A block of data:
=-=-=-=-=

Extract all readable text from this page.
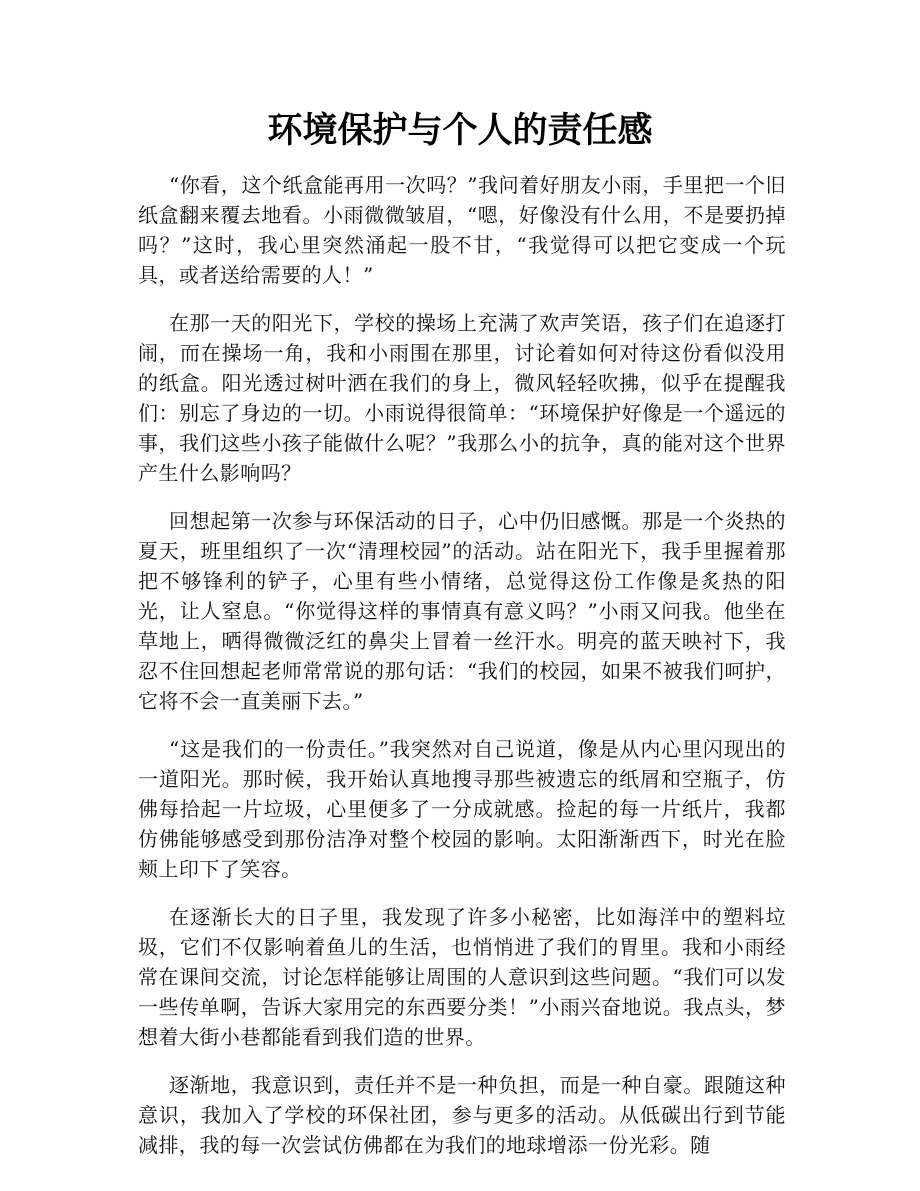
环境保护与个人的责任感

“你看，这个纸盒能再用一次吗？”我问着好朋友小雨，手里把一个旧纸盒翻来覆去地看。小雨微微皱眉，“嗯，好像没有什么用，不是要扔掉吗？”这时，我心里突然涌起一股不甘，“我觉得可以把它变成一个玩具，或者送给需要的人！”

在那一天的阳光下，学校的操场上充满了欢声笑语，孩子们在追逐打闹，而在操场一角，我和小雨围在那里，讨论着如何对待这份看似没用的纸盒。阳光透过树叶洒在我们的身上，微风轻轻吹拂，似乎在提醒我们：别忘了身边的一切。小雨说得很简单：“环境保护好像是一个遥远的事，我们这些小孩子能做什么呢？”我那么小的抗争，真的能对这个世界产生什么影响吗？

回想起第一次参与环保活动的日子，心中仍旧感慨。那是一个炎热的夏天，班里组织了一次“清理校园”的活动。站在阳光下，我手里握着那把不够锋利的铲子，心里有些小情绪，总觉得这份工作像是炙热的阳光，让人窒息。“你觉得这样的事情真有意义吗？”小雨又问我。他坐在草地上，晒得微微泛红的鼻尖上冒着一丝汗水。明亮的蓝天映衬下，我忍不住回想起老师常常说的那句话：“我们的校园，如果不被我们呵护，它将不会一直美丽下去。”

“这是我们的一份责任。”我突然对自己说道，像是从内心里闪现出的一道阳光。那时候，我开始认真地搜寻那些被遗忘的纸屑和空瓶子，仿佛每拾起一片垃圾，心里便多了一分成就感。捡起的每一片纸片，我都仿佛能够感受到那份洁净对整个校园的影响。太阳渐渐西下，时光在脸颊上印下了笑容。

在逐渐长大的日子里，我发现了许多小秘密，比如海洋中的塑料垃圾，它们不仅影响着鱼儿的生活，也悄悄进了我们的胃里。我和小雨经常在课间交流，讨论怎样能够让周围的人意识到这些问题。“我们可以发一些传单啊，告诉大家用完的东西要分类！”小雨兴奋地说。我点头，梦想着大街小巷都能看到我们造的世界。

逐渐地，我意识到，责任并不是一种负担，而是一种自豪。跟随这种意识，我加入了学校的环保社团，参与更多的活动。从低碳出行到节能减排，我的每一次尝试仿佛都在为我们的地球增添一份光彩。随
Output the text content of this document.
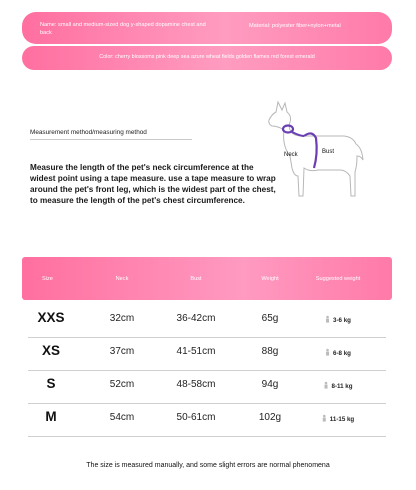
Name: small and medium-sized dog y-shaped dopamine chest and back
Material: polyester fiber+nylon+metal
Color: cherry blossoms pink deep sea azure wheat fields golden flames red forest emerald
Measurement method/measuring method
Measure the length of the pet's neck circumference at the widest point using a tape measure. use a tape measure to wrap around the pet's front leg, which is the widest part of the chest, to measure the length of the pet's chest circumference.
Neck	Bust
Size	Neck	Bust	Weight	Suggested weight
XXS	32cm	36-42cm	65g	3-6 kg
XS	37cm	41-51cm	88g	6-8 kg
S	52cm	48-58cm	94g	8-11 kg
M	54cm	50-61cm	102g	11-15 kg
The size is measured manually, and some slight errors are normal phenomena
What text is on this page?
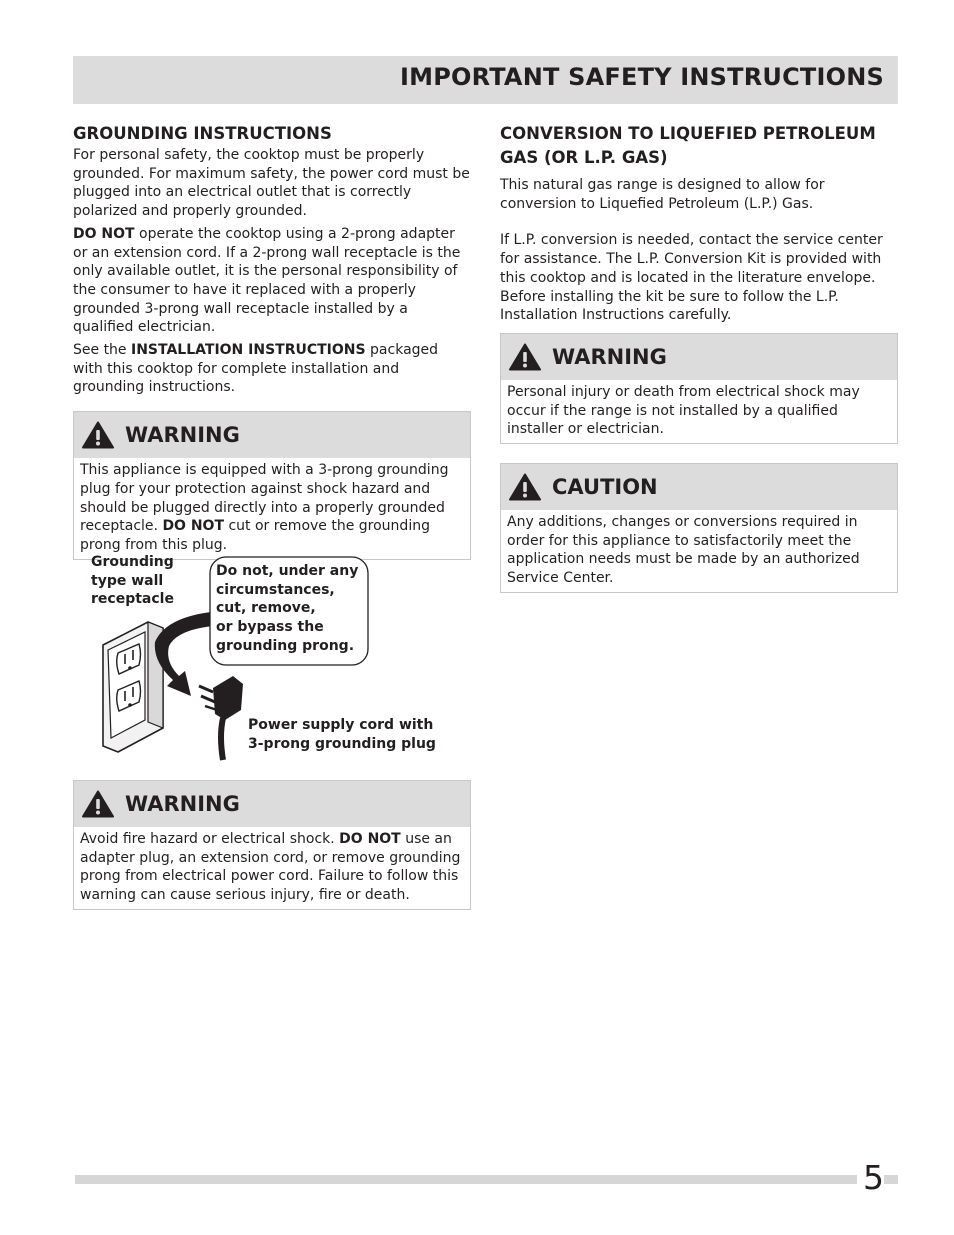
IMPORTANT SAFETY INSTRUCTIONS
GROUNDING INSTRUCTIONS

For personal safety, the cooktop must be properly grounded. For maximum safety, the power cord must be plugged into an electrical outlet that is correctly polarized and properly grounded.

DO NOT operate the cooktop using a 2-prong adapter or an extension cord. If a 2-prong wall receptacle is the only available outlet, it is the personal responsibility of the consumer to have it replaced with a properly grounded 3-prong wall receptacle installed by a qualified electrician.

See the INSTALLATION INSTRUCTIONS packaged with this cooktop for complete installation and grounding instructions.

WARNING
This appliance is equipped with a 3-prong grounding plug for your protection against shock hazard and should be plugged directly into a properly grounded receptacle. DO NOT cut or remove the grounding prong from this plug.
Grounding
type wall
receptacle
Do not, under any
circumstances,
cut, remove,
or bypass the
grounding prong.
Power supply cord with
3-prong grounding plug
WARNING
Avoid fire hazard or electrical shock. DO NOT use an adapter plug, an extension cord, or remove grounding prong from electrical power cord. Failure to follow this warning can cause serious injury, fire or death.
CONVERSION TO LIQUEFIED PETROLEUM GAS (OR L.P. GAS)

This natural gas range is designed to allow for conversion to Liquefied Petroleum (L.P.) Gas.

If L.P. conversion is needed, contact the service center for assistance. The L.P. Conversion Kit is provided with this cooktop and is located in the literature envelope. Before installing the kit be sure to follow the L.P. Installation Instructions carefully.

WARNING
Personal injury or death from electrical shock may occur if the range is not installed by a qualified installer or electrician.
CAUTION
Any additions, changes or conversions required in order for this appliance to satisfactorily meet the application needs must be made by an authorized Service Center.
5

=-=-=-=-=

### Written task
Find the word "wall" and list each line it appears in.

### Reply to the task
DO NOT operate the cooktop using a 2-prong adapter or an extension cord. If a 2-prong wall receptacle is the only available outlet, it is the personal responsibility of the consumer to have it replaced with a properly grounded 3-prong wall receptacle installed by a qualified electrician.
type wall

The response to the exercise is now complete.